Bild: Wofür steht der Frosch?
BERLIN taz | Groß und grün prangt er auf der Jutetasche, andächtig küsst
ihn die Schildkröte, über den beiden schweben rote Herzen: "Schützt unsere
Umwelt", steht darunter. Der Frosch ist ein Symbol für ökologisch korrektes
Verhalten.
Dass das nicht immer so war, lesen wir in Bernd Hüppaufs Buch "Vom Frosch.
Eine Kulturgeschichte zwischen Tierphilosophie und Ökologie". Das
"zwischen" ist wörtlich zu nehmen. Denn das komplexe Feld der
Tierphilosophie wird in der Einleitung nur kurz angerissen, und auch das
letzte Kapitel, "Der Ökofrosch", fällt deutlich knapper aus als die übrigen
Abschnitte des Buches, in denen sich Hüppauf mit der Bedeutung des Frosches
in Theologie und Magie, Literatur sowie der Wissenschaft befasst.
So erfahren wir, dass sich die Menschen im Mittelalter, mit der Praxis der
Obduktion noch nicht vertraut, die Gebärmutter als Frosch oder Kröte
vorstellten, die im Körper herumwandere, weil der Frosch neben der
Metamorphose vom Wasser- zum Landtier vor allem mit Fruchtbarkeit
assoziiert wurde. Außerdem stellt Hüppauf heraus, dass Frosch und Kröte nur
in der westlichen Kulturgeschichte mit Ekel und dem Empfinden der
Hässlichkeit besetzt sind. Er schlägt einen Bogen vom Frosch als Tier des
Teufels in der Theologie bis zur antisemitischen Projektion, die vom Frosch
als Tier des "Gewimmels", der subjektlosen Masse, ausgeht.

Auflistungen der Elementpositionen
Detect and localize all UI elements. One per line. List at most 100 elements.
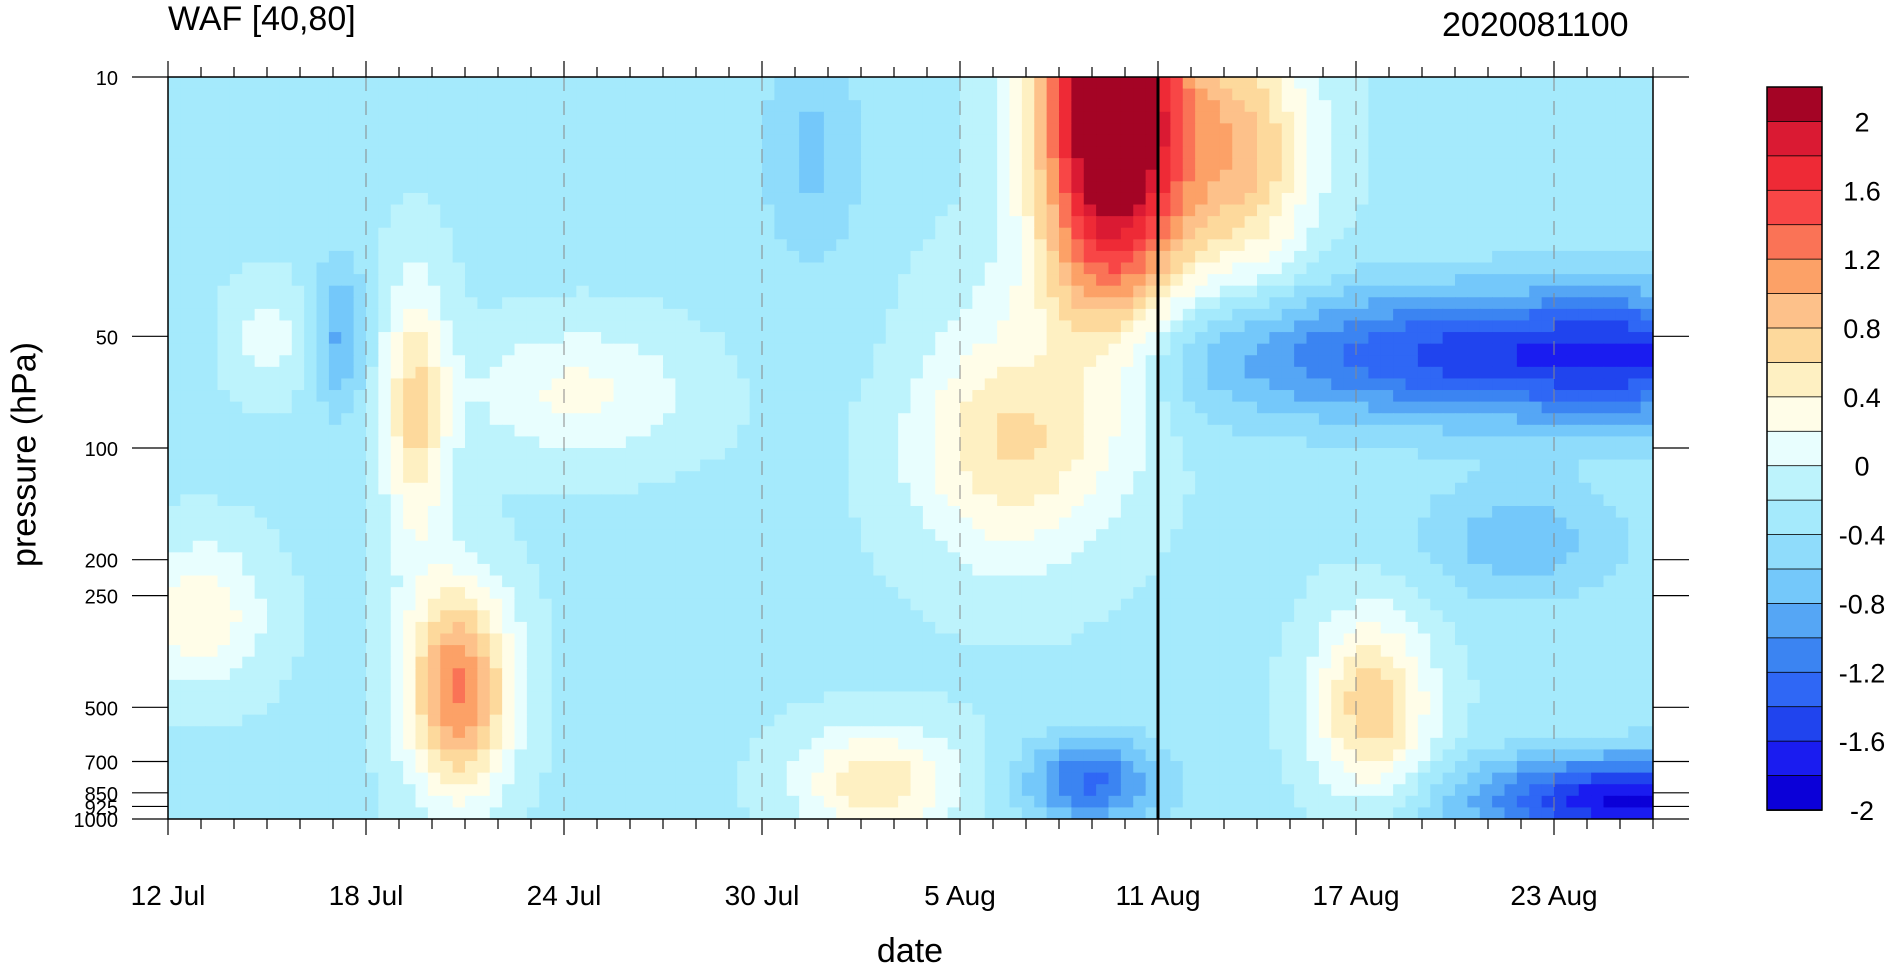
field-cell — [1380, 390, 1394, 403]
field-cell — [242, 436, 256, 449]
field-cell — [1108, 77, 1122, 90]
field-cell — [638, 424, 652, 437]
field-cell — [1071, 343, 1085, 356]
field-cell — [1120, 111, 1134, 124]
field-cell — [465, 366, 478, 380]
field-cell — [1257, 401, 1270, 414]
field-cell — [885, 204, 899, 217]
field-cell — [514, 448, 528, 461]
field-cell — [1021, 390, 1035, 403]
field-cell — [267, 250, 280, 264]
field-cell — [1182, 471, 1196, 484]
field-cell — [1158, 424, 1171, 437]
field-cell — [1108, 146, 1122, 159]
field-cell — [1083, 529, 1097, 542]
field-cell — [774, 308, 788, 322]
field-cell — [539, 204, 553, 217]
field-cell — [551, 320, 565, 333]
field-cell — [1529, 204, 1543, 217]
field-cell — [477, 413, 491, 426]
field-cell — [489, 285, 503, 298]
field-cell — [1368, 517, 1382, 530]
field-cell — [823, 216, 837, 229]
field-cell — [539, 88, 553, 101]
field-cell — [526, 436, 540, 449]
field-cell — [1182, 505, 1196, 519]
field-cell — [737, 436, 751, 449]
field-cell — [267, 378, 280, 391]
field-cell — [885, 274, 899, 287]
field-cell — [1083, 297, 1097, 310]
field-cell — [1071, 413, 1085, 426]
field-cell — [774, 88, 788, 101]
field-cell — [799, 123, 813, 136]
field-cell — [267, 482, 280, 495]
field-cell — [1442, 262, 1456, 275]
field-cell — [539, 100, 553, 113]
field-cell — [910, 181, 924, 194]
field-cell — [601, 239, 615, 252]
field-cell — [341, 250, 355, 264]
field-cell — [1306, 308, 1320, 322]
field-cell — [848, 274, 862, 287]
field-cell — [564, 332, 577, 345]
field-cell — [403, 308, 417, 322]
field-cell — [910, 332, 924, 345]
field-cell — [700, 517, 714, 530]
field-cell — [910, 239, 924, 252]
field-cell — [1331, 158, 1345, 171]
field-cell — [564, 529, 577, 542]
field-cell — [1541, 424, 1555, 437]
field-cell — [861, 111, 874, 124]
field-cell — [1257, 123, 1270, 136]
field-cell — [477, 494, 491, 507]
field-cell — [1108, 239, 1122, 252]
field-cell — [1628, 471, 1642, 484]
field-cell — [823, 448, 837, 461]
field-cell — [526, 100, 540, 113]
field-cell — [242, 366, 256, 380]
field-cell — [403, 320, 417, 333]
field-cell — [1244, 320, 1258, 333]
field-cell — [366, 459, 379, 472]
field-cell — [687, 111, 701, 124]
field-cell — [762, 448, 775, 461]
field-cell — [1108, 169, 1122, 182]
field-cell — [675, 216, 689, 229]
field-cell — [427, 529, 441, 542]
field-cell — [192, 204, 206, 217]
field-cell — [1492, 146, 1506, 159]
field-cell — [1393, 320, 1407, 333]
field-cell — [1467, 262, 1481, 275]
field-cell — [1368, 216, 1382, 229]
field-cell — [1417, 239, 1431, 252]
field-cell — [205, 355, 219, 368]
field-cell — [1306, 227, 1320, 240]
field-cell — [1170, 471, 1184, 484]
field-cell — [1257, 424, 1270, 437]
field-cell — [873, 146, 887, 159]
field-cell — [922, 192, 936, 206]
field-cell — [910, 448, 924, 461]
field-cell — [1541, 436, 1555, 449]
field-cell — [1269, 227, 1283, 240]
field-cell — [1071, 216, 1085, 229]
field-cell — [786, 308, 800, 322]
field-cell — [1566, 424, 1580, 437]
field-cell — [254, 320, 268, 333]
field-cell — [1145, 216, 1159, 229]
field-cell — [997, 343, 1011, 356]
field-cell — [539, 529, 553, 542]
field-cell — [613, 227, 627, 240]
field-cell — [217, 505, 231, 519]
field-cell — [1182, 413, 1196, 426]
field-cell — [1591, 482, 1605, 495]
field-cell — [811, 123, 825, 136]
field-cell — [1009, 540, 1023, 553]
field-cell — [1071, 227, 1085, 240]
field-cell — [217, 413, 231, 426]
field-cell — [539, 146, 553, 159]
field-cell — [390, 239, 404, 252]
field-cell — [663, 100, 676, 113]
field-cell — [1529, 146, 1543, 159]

Schriftliche Aufgabe 1: Zählen Sie alle Gebiete auf, die der Text über die Kulturgeschichte des Frosches für die übrigen Abschnitte von Hüppaufs Buch nennt.
Schriftliche Aufgabe 2: Greifen Sie den Text über die Kulturgeschichte des Frosches nach seinem letzten Satz auf und schreiben Sie ihn weiter.

Antwort 1: Theologie, Magie, Literatur, Wissenschaft

Antwort 2:
Aber das Aha-Erlebnis, das zu Beginn fesselt, verliert leider schnell an
Wirkung. In Hüppaufs Buch wimmelt es von kollektiven Projektionen. So ist
der "Mensch im Frosch" all das Perverse, Niedrige, Ekelerregende, das der
Mensch an sich selbst nicht sehen will. Und dem "Frosch in der Hand", also
der konkreten Erfahrung, geht der "Frosch im Kopf", das
kulturgeschichtliche, symbolisch aufgeladene Bild, das wir uns vom Frosch
machen, voraus.
Für die These vom derart aufgeladenen Froschbild sucht Hüppauf Belege, und
er findet sie, so verblasen sie auch daherkommen. Das Kapitel "Der
literarische Frosch" ist ein Sammelsurium an Anekdoten, das in der
Behauptung gipfelt, Günter Grass Roman "Die Blechtrommel" spreche "nicht
vom Frosch, aber ist der Roman als Frosch. Er weckt starke Gefühle und
erzeugt Brechreiz."
## Der Autor und der Frosch
Aus dem Vorwort wissen wir, dass der Autor als Kind viele glückliche
Stunden an einem Froschteich verbracht und dass er es genossen hat, Frösche
in der Hand zu halten - wobei er sie auch mit großem Interesse sezierte,
wie er peinlich berührt bekennt. Es stellt sich also der Verdacht ein, der
Autor habe seine eigenen Erlebnisse zusammen mit der Literatur- und
Wissenschaftsgeschichte durch den Fleischwolf der Psychoanalyse gedreht.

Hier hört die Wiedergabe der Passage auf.